TEXTE À ÉTUDIER:

Les éducateurs étaient-ils suffisamment formés à ce travail ?

D’une manière générale, personne n’est réellement préparé à ces nouveaux publics car on a peu de recul sur le phénomène. Mais cette question en appelle d’autres, qui nous ont interpellés : s’occuper de ces jeunes est-il un travail social comme un autre ? Et qui est le mieux placé pour le faire ? Il y a eu des conflits dans le centre autour de ces questions, en particulier entre deux pôles qui revendiquaient être les plus légitimes et compétents pour un tel travail. Pour mieux saisir ces débats, il faut savoir que le CPIC [centre de prévention, d’insertion et de citoyenneté] s’est construit dans les locaux et avec une partie des personnels d’un ancien établissement de l’aide sociale à l’enfance : des personnels éducatifs relevant du travail social classique auxquels s’est greffée une direction locale recrutée pour son expérience en Epide [établissement pour l’insertion dans l’emploi] mais ne disposant pas de qualification dans le travail social. Alors que les « anciens » éducateurs ont vite considéré que ces jeunes n’étaient pas si différents, voire moins dangereux que d’autres, l’équipe de direction a insisté pour souligner la spécificité des publics, leur dangerosité, leur rupture avec la République, avec la France. Une manière de défendre la légitimité d’une nouvelle approche et de nouveaux professionnels. Au final, les « anciens » ont été marginalisés par la direction, fortement remis en cause et remplacés par des profils moins qualifiés et moins critiques.

Vous évoquez l’impensé de la pratique religieuse. Y a-t-il des limites à une prise en charge socio-éducative ?

Ce qui est certain, c’est qu’aucun des personnels n’a été formé à la question religieuse. Sur ce plan particulier, les premiers temps du centre ont été compliqués. Les éducateurs étaient démunis face à la demande des jeunes, qui tenaient à tout prix à prier cinq fois par jour à heures fixes, alors que rien n’était prévu dans le programme (les prières étaient réservées à l’espace privé, aux chambres). Les personnels étaient bien en peine d’imposer le cadre envisagé à des jeunes qui étaient volontaires. Ils ont donc manqué d’arguments, n’ont pas su comment se positionner. Le recrutement, après quelques semaines, d’un aumônier musulman a permis d’apporter les arguments théologiques qui faisaient jusque-là défaut aux équipes. Il s’agit là de l’un des résultats de l’enquête, qui plaide pour une prise en charge… religieuse du religieux.

DONNÉES BRUTES:
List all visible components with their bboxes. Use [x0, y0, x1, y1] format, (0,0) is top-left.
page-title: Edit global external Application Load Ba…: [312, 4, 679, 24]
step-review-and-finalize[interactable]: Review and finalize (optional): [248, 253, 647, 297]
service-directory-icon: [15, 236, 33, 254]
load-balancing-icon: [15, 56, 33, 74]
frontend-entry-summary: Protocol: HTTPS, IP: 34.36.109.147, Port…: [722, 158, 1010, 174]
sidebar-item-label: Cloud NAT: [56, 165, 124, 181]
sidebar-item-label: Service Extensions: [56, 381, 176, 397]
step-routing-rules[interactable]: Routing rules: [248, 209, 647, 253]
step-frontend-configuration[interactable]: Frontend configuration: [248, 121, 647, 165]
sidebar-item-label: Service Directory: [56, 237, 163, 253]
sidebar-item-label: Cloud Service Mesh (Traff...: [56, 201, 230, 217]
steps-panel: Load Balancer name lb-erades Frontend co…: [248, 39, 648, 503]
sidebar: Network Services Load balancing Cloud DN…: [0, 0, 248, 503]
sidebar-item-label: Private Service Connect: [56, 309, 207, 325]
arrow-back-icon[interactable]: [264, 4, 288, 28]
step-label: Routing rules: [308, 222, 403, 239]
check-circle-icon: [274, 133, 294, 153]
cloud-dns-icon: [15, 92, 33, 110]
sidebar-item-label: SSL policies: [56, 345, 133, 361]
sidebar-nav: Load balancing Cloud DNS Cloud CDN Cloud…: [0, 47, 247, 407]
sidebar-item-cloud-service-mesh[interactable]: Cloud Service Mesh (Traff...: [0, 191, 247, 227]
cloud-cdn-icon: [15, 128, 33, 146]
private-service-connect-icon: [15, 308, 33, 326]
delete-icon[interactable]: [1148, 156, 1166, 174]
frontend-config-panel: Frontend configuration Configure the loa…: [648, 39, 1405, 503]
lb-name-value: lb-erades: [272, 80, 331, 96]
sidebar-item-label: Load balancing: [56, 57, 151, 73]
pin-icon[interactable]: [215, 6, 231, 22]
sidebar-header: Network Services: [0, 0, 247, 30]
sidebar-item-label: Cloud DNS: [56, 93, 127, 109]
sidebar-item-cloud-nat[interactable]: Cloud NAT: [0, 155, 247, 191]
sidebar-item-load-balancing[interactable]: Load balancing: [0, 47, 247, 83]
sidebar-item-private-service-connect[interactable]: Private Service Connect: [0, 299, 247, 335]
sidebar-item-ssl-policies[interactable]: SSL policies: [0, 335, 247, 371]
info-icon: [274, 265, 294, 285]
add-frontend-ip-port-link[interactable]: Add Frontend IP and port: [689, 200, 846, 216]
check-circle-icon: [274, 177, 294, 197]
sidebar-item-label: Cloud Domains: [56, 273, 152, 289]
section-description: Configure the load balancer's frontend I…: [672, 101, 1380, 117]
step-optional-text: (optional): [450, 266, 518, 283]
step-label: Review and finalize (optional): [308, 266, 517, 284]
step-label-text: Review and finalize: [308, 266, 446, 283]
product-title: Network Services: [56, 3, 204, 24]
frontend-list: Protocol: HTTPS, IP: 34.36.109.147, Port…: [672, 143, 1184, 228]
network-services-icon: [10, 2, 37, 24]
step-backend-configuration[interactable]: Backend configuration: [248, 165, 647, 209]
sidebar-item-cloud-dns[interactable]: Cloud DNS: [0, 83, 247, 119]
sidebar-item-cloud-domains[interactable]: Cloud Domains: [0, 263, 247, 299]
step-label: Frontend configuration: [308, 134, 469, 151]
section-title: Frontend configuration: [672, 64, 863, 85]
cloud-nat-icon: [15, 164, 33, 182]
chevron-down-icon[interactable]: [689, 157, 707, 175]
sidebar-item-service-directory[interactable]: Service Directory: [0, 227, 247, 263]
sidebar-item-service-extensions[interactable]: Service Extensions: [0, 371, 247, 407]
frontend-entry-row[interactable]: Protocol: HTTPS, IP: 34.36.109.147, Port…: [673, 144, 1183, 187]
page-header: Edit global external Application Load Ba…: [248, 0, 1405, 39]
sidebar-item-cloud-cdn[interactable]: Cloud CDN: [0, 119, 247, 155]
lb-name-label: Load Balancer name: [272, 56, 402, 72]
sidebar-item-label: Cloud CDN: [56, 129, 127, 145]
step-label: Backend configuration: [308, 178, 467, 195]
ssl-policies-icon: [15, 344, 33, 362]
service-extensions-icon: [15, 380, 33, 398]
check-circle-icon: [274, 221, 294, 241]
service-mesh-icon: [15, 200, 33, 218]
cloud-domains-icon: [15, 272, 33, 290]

QUESTIONS DE LECTURE:
- A) Pouvez-vous recopier à l'identique le passage de l'entretien sur le centre de prévention compris entre « Ce qui est certain, c’est » et « religieuse du religieux. », bornes incluses ?
- B) Pouvez-vous reprendre l'entretien sur le centre de prévention juste après sa dernière phrase et le poursuivre ?

RÉSULTATS ATTENDUS:
- A)
Ce qui est certain, c’est qu’aucun des personnels n’a été formé à la question religieuse. Sur ce plan particulier, les premiers temps du centre ont été compliqués. Les éducateurs étaient démunis face à la demande des jeunes, qui tenaient à tout prix à prier cinq fois par jour à heures fixes, alors que rien n’était prévu dans le programme (les prières étaient réservées à l’espace privé, aux chambres). Les personnels étaient bien en peine d’imposer le cadre envisagé à des jeunes qui étaient volontaires. Ils ont donc manqué d’arguments, n’ont pas su comment se positionner. Le recrutement, après quelques semaines, d’un aumônier musulman a permis d’apporter les arguments théologiques qui faisaient jusque-là défaut aux équipes. Il s’agit là de l’un des résultats de l’enquête, qui plaide pour une prise en charge… religieuse du religieux.

- B)
Où en est-on aujourd’hui de la prévention de la radicalisation des jeunes ?

Cette problématique s’est imposée dans le débat public. Il existe un très grand nombre d’acteurs spécialisés, porteurs de lectures différentes (psychanalytique, sociale, politique…), qui se placent aujourd’hui sur le « marché » de la prévention de la radicalité – si l’on peut utiliser cette expression. Les attentes sont si fortes que cet espace est très concurrentiel. Cette question reste très épineuse, personne ne proposant d’approche ayant réellement fait la preuve de son efficacité.

Quels enseignements tirez-vous de votre enquête ?

Le principal enseignement que nous en retirons est bien que les difficultés du centre sont indissociables du flou qui entoure toujours l’idée même de « radicalisation ». Pour pouvoir agir sur un phénomène, il faut pouvoir le décrire et le comprendre objectivement. Or, aujourd’hui, on mélange tellement de choses dans cette idée de « radicalisation » que la construction d’une prise en charge est très difficile. L’impasse de la « déradicalisation » est d’abord le fruit de notre incompréhension à définir clairement où commence et comment se manifeste la « radicalité ».

Maîtres de conférences

à l’université de Tours, Alex Alber, Joël Cabalion et Valérie Cohen sont co-auteurs du livre Un impossible travail de déradicalisation (éd. érès).